▸ Goal
Pictures in the data below are not part of the copy; transcribe everything else exactly.

▸ Extracted entries
========================
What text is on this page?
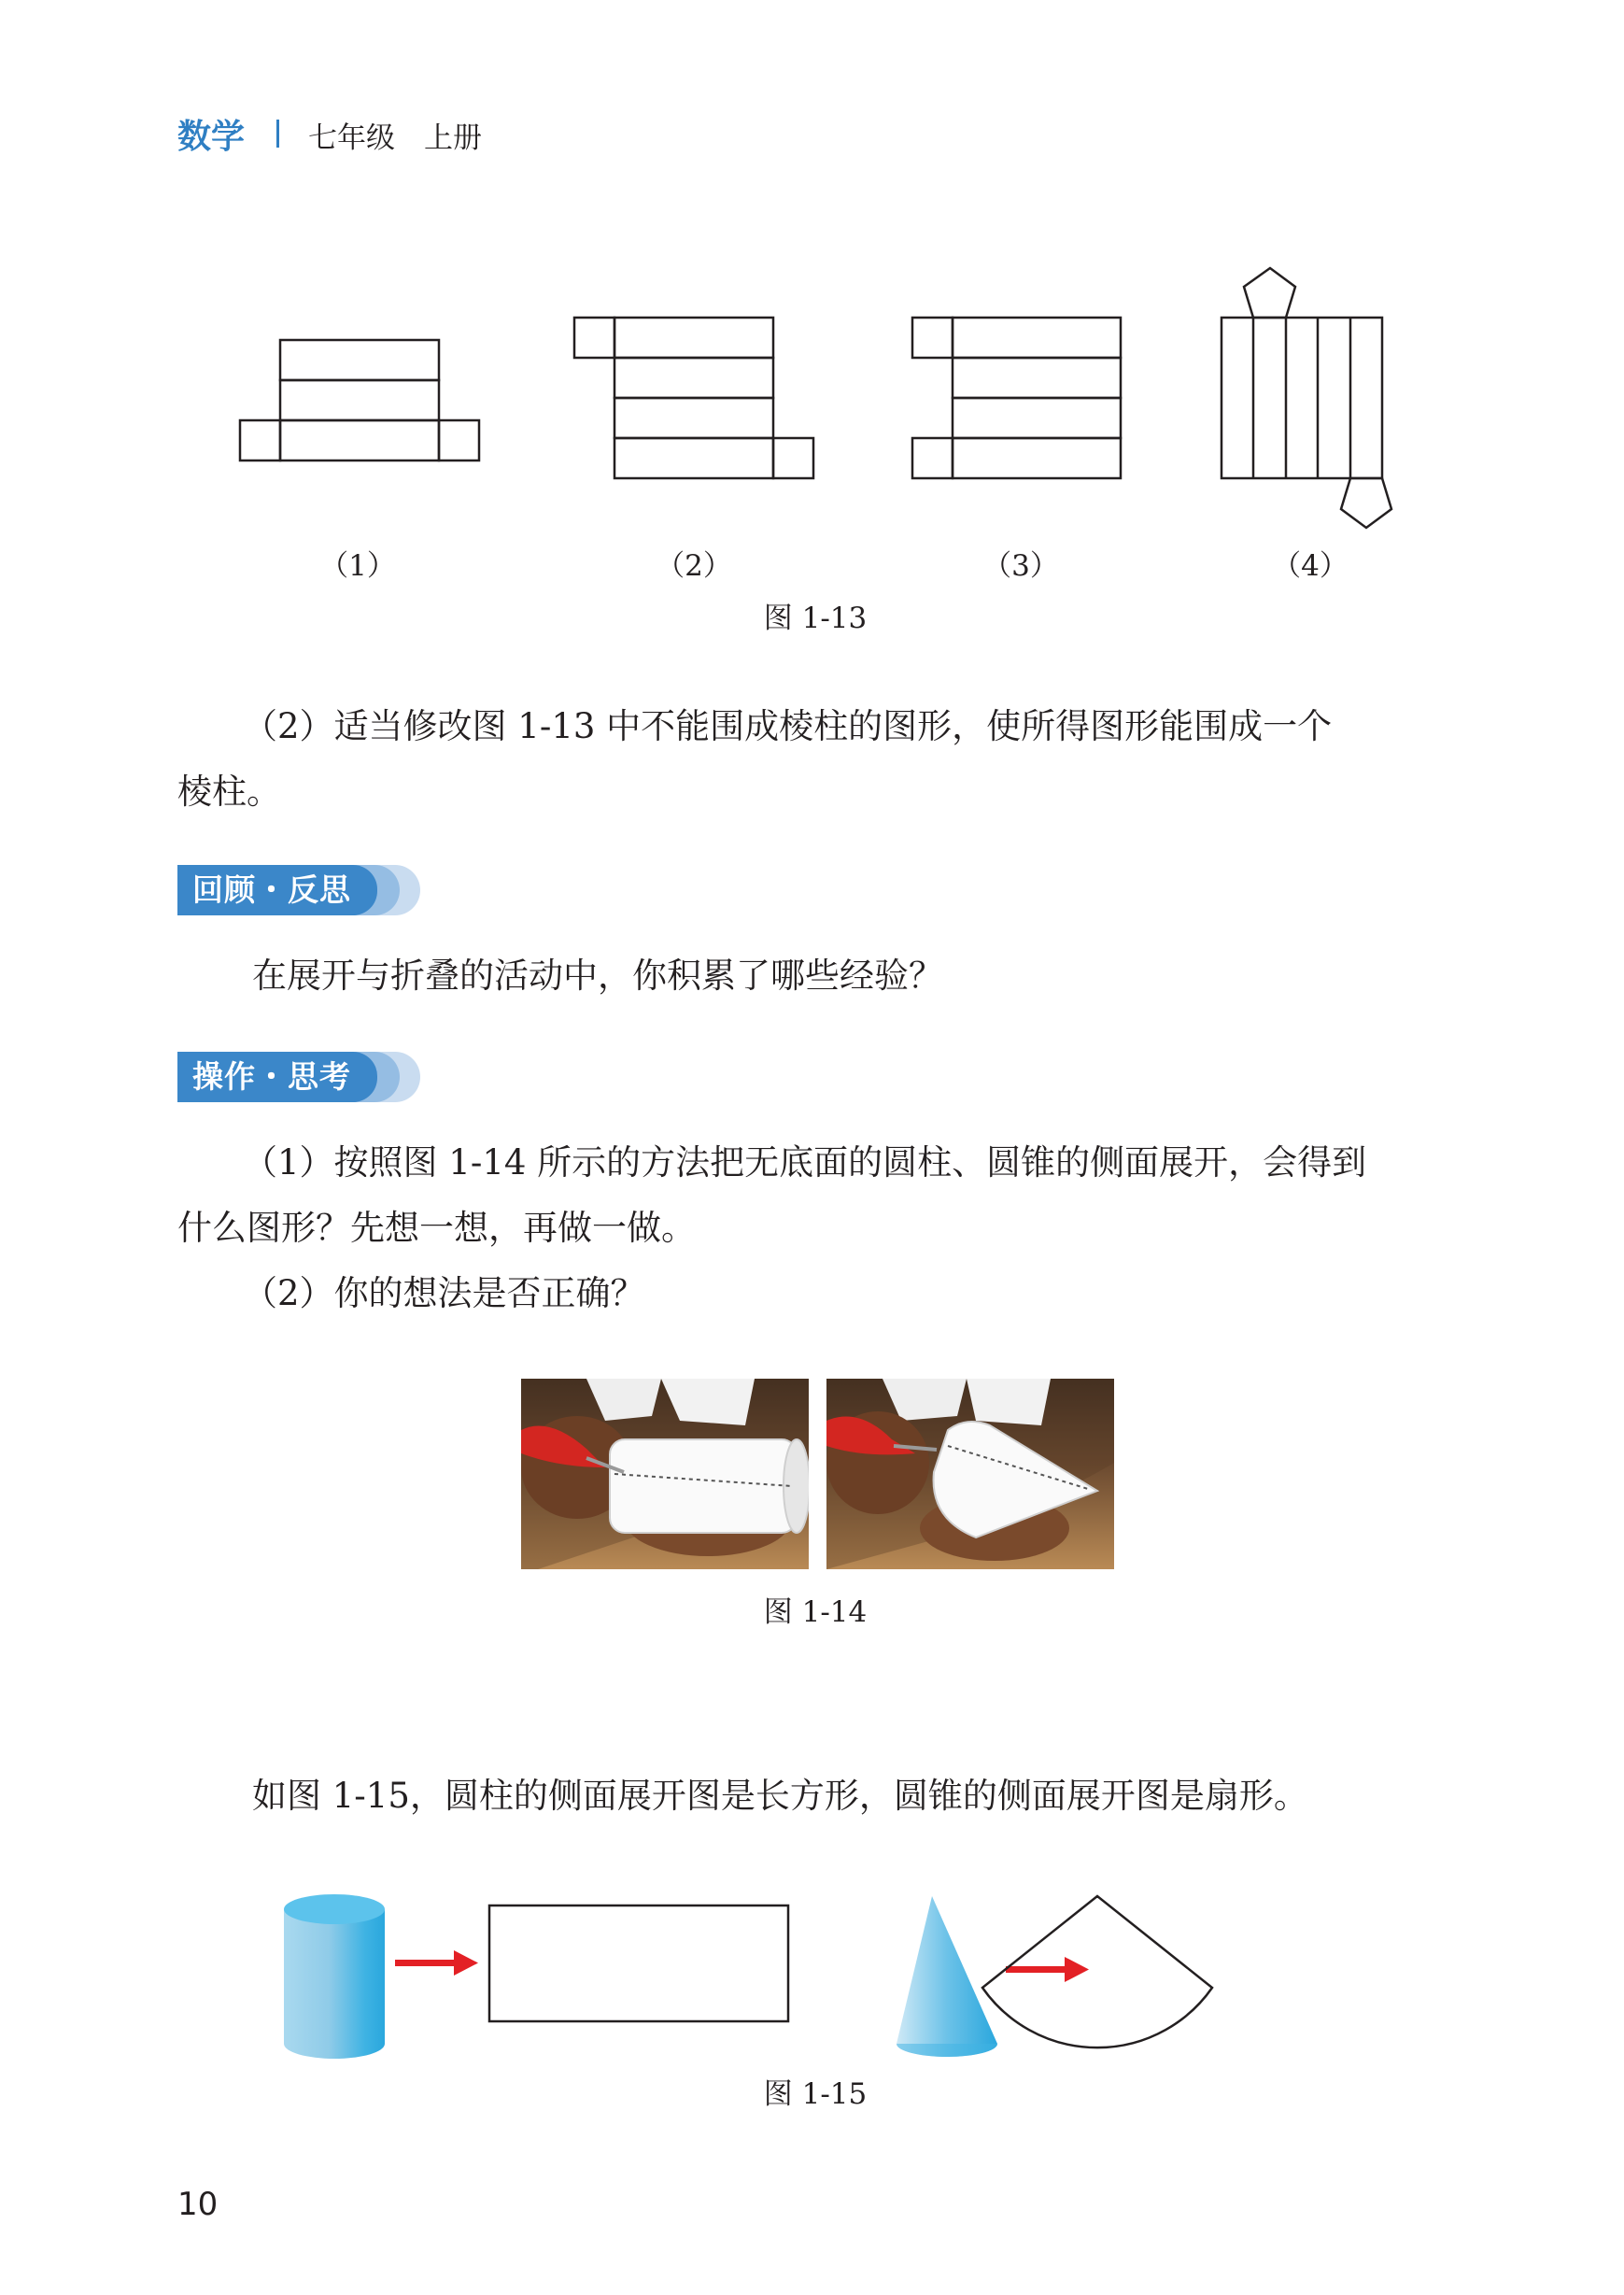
数学 七年级　上册
（1）	（2）	（3）	（4）
图 1-13
（2）适当修改图 1-13 中不能围成棱柱的图形，使所得图形能围成一个
棱柱。
回顾・反思
在展开与折叠的活动中，你积累了哪些经验？
操作・思考
（1）按照图 1-14 所示的方法把无底面的圆柱、圆锥的侧面展开，会得到
什么图形？先想一想，再做一做。
（2）你的想法是否正确？
图 1-14
如图 1-15，圆柱的侧面展开图是长方形，圆锥的侧面展开图是扇形。
图 1-15
10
========================
▸ The answer
What text is on this page?
数学 七年级　上册
（1）	（2）	（3）	（4）
图 1-13
（2）适当修改图 1-13 中不能围成棱柱的图形，使所得图形能围成一个
棱柱。
回顾・反思
在展开与折叠的活动中，你积累了哪些经验？
操作・思考
（1）按照图 1-14 所示的方法把无底面的圆柱、圆锥的侧面展开，会得到
什么图形？先想一想，再做一做。
（2）你的想法是否正确？
图 1-14
如图 1-15，圆柱的侧面展开图是长方形，圆锥的侧面展开图是扇形。
图 1-15
10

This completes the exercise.